Given entries |
★ ★ ★ ★ ★

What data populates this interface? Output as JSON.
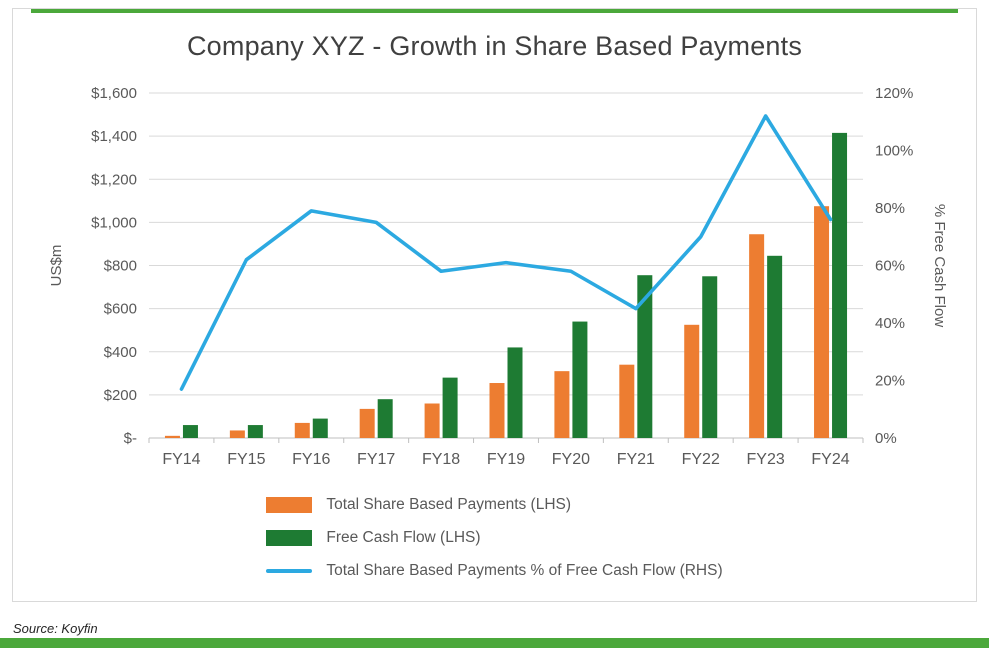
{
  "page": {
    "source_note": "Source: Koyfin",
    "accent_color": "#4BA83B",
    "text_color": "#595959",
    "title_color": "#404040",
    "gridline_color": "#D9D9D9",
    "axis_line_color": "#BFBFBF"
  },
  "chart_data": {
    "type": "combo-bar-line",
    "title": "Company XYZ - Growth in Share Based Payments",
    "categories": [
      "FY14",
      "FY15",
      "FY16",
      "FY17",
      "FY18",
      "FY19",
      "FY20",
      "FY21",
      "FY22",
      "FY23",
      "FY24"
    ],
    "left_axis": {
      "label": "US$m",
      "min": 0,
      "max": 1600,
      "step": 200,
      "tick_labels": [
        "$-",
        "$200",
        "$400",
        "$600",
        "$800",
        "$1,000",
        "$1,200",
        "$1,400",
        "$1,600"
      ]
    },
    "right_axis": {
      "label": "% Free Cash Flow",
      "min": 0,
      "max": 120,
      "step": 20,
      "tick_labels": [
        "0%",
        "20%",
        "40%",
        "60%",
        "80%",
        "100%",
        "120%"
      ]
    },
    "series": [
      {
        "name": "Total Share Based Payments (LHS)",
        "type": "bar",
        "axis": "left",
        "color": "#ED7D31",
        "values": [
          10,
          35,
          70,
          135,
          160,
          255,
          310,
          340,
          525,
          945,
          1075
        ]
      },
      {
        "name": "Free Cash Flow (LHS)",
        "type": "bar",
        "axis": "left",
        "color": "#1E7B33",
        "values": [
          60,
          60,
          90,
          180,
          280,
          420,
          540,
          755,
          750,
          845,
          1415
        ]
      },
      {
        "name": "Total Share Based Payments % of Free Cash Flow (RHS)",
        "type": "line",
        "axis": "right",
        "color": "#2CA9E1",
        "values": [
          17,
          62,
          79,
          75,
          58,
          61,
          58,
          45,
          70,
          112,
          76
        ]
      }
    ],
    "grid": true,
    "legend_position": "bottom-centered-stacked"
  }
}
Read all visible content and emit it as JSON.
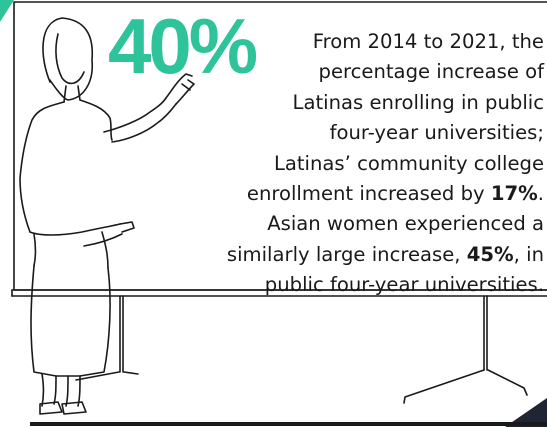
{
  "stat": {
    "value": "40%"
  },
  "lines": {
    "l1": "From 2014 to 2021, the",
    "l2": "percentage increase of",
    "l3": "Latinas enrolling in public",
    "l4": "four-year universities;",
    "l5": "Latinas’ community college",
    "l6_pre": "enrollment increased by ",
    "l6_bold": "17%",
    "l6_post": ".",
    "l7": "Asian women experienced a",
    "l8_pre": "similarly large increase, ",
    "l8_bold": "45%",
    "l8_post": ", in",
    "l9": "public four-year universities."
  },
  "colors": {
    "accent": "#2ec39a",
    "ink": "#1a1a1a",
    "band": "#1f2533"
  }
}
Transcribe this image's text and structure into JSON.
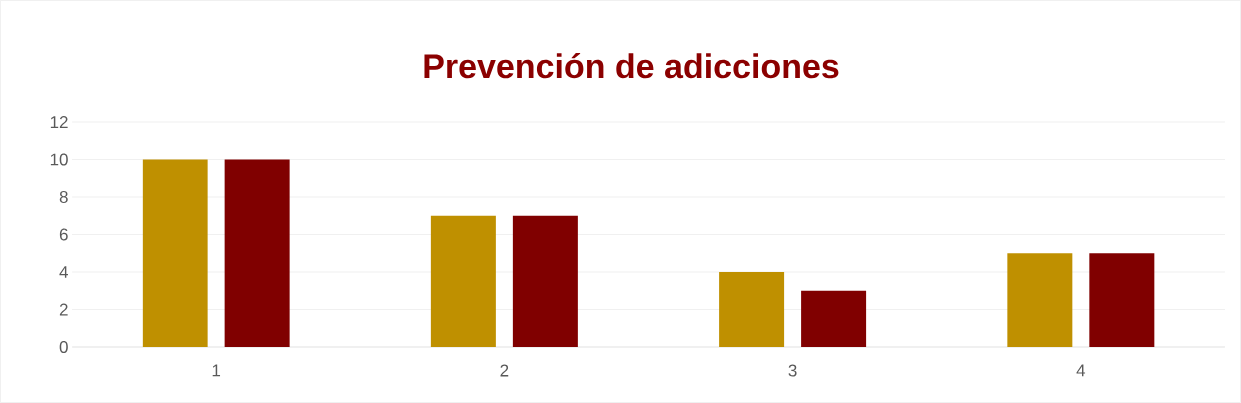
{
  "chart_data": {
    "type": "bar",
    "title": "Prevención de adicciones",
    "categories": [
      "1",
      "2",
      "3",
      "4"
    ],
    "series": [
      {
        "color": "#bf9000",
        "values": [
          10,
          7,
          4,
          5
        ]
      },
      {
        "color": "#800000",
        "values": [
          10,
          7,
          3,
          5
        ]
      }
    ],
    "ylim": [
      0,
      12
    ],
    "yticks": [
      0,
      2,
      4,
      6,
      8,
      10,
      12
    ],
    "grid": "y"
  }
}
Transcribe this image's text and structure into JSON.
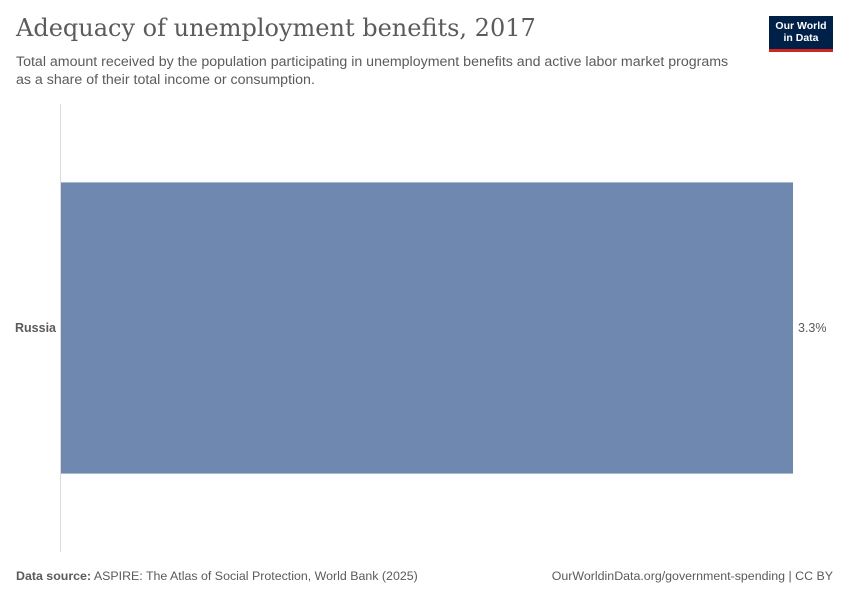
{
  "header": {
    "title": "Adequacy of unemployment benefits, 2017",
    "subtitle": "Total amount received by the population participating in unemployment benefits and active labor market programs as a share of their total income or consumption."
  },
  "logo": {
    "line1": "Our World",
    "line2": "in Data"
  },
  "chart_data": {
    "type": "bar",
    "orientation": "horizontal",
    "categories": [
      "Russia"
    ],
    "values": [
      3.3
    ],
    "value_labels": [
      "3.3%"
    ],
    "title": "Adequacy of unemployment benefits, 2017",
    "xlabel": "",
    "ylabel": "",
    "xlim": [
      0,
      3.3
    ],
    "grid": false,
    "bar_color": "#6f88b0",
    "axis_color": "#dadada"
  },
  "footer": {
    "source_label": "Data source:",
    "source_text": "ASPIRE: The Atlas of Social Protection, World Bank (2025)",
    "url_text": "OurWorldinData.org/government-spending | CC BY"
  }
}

★ ★ ★ ★ ★

Task details |
Repeat all of the data above word for word, minus the pictures.

Response |
What data populates this interface? Output as JSON.
{
  "page": {
    "source_note": "Source: Koyfin",
    "accent_color": "#4BA83B",
    "text_color": "#595959",
    "title_color": "#404040",
    "gridline_color": "#D9D9D9",
    "axis_line_color": "#BFBFBF"
  },
  "chart_data": {
    "type": "combo-bar-line",
    "title": "Company XYZ - Growth in Share Based Payments",
    "categories": [
      "FY14",
      "FY15",
      "FY16",
      "FY17",
      "FY18",
      "FY19",
      "FY20",
      "FY21",
      "FY22",
      "FY23",
      "FY24"
    ],
    "left_axis": {
      "label": "US$m",
      "min": 0,
      "max": 1600,
      "step": 200,
      "tick_labels": [
        "$-",
        "$200",
        "$400",
        "$600",
        "$800",
        "$1,000",
        "$1,200",
        "$1,400",
        "$1,600"
      ]
    },
    "right_axis": {
      "label": "% Free Cash Flow",
      "min": 0,
      "max": 120,
      "step": 20,
      "tick_labels": [
        "0%",
        "20%",
        "40%",
        "60%",
        "80%",
        "100%",
        "120%"
      ]
    },
    "series": [
      {
        "name": "Total Share Based Payments (LHS)",
        "type": "bar",
        "axis": "left",
        "color": "#ED7D31",
        "values": [
          10,
          35,
          70,
          135,
          160,
          255,
          310,
          340,
          525,
          945,
          1075
        ]
      },
      {
        "name": "Free Cash Flow (LHS)",
        "type": "bar",
        "axis": "left",
        "color": "#1E7B33",
        "values": [
          60,
          60,
          90,
          180,
          280,
          420,
          540,
          755,
          750,
          845,
          1415
        ]
      },
      {
        "name": "Total Share Based Payments % of Free Cash Flow (RHS)",
        "type": "line",
        "axis": "right",
        "color": "#2CA9E1",
        "values": [
          17,
          62,
          79,
          75,
          58,
          61,
          58,
          45,
          70,
          112,
          76
        ]
      }
    ],
    "grid": true,
    "legend_position": "bottom-centered-stacked"
  }
}
Read all visible content and emit it as JSON.
{
  "stat": {
    "value": "40%"
  },
  "lines": {
    "l1": "From 2014 to 2021, the",
    "l2": "percentage increase of",
    "l3": "Latinas enrolling in public",
    "l4": "four-year universities;",
    "l5": "Latinas’ community college",
    "l6_pre": "enrollment increased by ",
    "l6_bold": "17%",
    "l6_post": ".",
    "l7": "Asian women experienced a",
    "l8_pre": "similarly large increase, ",
    "l8_bold": "45%",
    "l8_post": ", in",
    "l9": "public four-year universities."
  },
  "colors": {
    "accent": "#2ec39a",
    "ink": "#1a1a1a",
    "band": "#1f2533"
  }
}
Transcribe this image's text and structure into JSON.
{
  "chart_data": {
    "type": "bar",
    "title": "Prevención de adicciones",
    "categories": [
      "1",
      "2",
      "3",
      "4"
    ],
    "series": [
      {
        "color": "#bf9000",
        "values": [
          10,
          7,
          4,
          5
        ]
      },
      {
        "color": "#800000",
        "values": [
          10,
          7,
          3,
          5
        ]
      }
    ],
    "ylim": [
      0,
      12
    ],
    "yticks": [
      0,
      2,
      4,
      6,
      8,
      10,
      12
    ],
    "grid": "y"
  }
}
Transcribe this image's text and structure into JSON.
{
  "header": {
    "title": "Adequacy of unemployment benefits, 2017",
    "subtitle": "Total amount received by the population participating in unemployment benefits and active labor market programs as a share of their total income or consumption."
  },
  "logo": {
    "line1": "Our World",
    "line2": "in Data"
  },
  "chart_data": {
    "type": "bar",
    "orientation": "horizontal",
    "categories": [
      "Russia"
    ],
    "values": [
      3.3
    ],
    "value_labels": [
      "3.3%"
    ],
    "title": "Adequacy of unemployment benefits, 2017",
    "xlabel": "",
    "ylabel": "",
    "xlim": [
      0,
      3.3
    ],
    "grid": false,
    "bar_color": "#6f88b0",
    "axis_color": "#dadada"
  },
  "footer": {
    "source_label": "Data source:",
    "source_text": "ASPIRE: The Atlas of Social Protection, World Bank (2025)",
    "url_text": "OurWorldinData.org/government-spending | CC BY"
  }
}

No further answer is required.